**What is asked:**
Tally all lines containing the word "ffffff". Give the number alone.

**Data entries:**
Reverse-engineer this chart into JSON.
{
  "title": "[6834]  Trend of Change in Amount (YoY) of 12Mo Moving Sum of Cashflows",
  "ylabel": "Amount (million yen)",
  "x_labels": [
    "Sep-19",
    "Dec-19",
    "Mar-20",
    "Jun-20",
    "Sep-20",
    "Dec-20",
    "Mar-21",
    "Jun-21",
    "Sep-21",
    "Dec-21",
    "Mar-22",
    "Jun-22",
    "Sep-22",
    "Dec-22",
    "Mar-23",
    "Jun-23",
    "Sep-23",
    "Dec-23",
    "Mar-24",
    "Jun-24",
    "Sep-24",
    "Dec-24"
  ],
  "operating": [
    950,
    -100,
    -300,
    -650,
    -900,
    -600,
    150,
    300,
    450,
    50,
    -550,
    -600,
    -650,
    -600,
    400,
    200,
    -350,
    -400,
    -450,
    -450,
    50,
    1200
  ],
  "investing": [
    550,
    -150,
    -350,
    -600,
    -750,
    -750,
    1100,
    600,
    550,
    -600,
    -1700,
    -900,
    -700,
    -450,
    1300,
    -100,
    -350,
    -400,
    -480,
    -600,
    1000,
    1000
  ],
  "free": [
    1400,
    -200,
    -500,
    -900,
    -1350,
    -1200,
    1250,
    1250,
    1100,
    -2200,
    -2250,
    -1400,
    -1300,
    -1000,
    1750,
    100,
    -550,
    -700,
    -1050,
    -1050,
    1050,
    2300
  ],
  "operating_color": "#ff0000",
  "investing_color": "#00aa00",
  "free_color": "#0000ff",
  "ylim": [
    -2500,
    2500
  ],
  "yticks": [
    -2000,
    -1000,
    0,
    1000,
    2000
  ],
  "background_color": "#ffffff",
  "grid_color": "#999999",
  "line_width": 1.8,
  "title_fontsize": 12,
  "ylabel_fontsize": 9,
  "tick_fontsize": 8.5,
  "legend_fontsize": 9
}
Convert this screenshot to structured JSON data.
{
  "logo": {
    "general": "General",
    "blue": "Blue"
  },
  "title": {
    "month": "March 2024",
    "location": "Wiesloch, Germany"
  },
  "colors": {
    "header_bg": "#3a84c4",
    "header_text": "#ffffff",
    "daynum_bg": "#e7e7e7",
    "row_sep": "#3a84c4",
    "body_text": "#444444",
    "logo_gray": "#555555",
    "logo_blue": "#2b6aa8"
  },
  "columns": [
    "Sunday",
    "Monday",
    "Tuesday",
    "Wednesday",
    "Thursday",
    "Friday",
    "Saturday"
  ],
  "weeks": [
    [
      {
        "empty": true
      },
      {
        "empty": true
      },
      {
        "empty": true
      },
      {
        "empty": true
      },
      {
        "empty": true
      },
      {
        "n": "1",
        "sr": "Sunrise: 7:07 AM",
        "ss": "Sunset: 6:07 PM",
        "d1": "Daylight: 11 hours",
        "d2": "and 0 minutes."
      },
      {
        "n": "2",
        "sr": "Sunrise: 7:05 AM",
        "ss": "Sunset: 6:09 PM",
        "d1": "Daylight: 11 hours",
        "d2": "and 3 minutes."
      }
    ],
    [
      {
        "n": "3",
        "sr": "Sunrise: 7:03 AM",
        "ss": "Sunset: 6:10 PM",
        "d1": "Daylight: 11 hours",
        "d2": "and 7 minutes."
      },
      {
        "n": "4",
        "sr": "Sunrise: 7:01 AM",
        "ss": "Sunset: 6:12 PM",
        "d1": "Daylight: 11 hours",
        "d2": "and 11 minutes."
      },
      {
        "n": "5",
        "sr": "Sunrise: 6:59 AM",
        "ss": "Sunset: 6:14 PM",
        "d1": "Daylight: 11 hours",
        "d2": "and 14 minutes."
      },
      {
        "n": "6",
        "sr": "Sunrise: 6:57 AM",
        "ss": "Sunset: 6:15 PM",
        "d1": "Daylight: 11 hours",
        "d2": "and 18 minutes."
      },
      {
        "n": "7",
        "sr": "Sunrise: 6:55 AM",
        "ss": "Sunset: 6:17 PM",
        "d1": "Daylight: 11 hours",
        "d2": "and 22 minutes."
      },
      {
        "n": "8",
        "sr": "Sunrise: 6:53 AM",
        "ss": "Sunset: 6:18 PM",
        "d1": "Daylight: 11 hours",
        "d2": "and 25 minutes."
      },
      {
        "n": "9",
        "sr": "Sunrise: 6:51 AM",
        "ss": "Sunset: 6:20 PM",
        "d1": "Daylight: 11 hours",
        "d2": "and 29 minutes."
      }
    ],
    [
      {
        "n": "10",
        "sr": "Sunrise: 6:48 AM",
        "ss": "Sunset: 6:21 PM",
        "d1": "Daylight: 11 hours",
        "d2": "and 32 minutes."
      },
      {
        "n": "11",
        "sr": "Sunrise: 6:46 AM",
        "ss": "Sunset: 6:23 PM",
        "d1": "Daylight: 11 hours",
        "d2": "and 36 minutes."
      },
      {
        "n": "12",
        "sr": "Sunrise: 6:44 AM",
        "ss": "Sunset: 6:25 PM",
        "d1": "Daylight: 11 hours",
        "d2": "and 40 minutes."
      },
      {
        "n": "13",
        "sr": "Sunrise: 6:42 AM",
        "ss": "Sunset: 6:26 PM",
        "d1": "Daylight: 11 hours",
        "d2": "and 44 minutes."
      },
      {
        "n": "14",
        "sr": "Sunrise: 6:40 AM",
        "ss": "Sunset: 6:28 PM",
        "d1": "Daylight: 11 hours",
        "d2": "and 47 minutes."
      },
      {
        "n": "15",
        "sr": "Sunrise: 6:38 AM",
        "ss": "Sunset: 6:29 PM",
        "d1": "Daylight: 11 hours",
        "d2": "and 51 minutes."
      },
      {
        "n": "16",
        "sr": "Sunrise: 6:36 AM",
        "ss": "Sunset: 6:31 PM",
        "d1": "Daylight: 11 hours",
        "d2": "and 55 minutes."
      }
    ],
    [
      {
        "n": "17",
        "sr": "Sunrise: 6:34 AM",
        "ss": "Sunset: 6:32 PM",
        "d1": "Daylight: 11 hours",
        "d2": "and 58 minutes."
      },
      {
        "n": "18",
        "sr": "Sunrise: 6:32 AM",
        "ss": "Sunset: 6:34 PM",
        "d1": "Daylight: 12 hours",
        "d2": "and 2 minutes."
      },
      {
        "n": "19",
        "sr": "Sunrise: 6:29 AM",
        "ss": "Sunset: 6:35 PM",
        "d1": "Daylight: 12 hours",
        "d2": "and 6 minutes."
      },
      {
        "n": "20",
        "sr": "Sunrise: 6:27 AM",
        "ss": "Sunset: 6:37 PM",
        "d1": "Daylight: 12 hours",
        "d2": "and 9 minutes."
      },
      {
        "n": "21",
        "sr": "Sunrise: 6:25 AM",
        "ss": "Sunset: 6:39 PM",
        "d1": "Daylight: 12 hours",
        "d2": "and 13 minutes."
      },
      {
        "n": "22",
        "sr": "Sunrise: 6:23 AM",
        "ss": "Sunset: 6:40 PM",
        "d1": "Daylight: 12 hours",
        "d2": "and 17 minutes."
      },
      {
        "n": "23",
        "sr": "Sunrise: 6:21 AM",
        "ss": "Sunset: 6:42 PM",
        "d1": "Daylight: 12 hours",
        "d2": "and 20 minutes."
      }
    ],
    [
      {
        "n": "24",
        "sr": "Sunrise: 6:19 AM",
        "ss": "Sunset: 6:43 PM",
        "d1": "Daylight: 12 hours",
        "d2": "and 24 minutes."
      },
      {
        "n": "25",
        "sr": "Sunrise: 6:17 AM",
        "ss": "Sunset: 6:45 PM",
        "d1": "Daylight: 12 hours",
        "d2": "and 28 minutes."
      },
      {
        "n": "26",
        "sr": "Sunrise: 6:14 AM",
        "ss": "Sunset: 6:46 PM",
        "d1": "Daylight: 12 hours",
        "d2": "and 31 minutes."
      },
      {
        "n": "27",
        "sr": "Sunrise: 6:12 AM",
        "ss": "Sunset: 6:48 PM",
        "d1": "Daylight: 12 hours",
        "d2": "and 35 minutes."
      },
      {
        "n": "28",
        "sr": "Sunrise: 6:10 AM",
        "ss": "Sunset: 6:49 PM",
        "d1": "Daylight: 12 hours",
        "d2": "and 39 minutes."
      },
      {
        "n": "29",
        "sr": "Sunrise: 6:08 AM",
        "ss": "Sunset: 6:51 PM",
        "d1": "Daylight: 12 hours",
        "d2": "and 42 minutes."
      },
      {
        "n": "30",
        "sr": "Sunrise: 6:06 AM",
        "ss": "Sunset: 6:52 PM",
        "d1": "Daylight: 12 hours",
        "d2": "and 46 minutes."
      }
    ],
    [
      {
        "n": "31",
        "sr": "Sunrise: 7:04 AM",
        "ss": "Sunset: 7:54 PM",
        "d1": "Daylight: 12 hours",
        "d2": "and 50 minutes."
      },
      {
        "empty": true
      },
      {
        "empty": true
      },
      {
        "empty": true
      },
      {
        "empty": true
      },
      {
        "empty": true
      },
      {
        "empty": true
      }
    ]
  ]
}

**Solution to the problem:**
2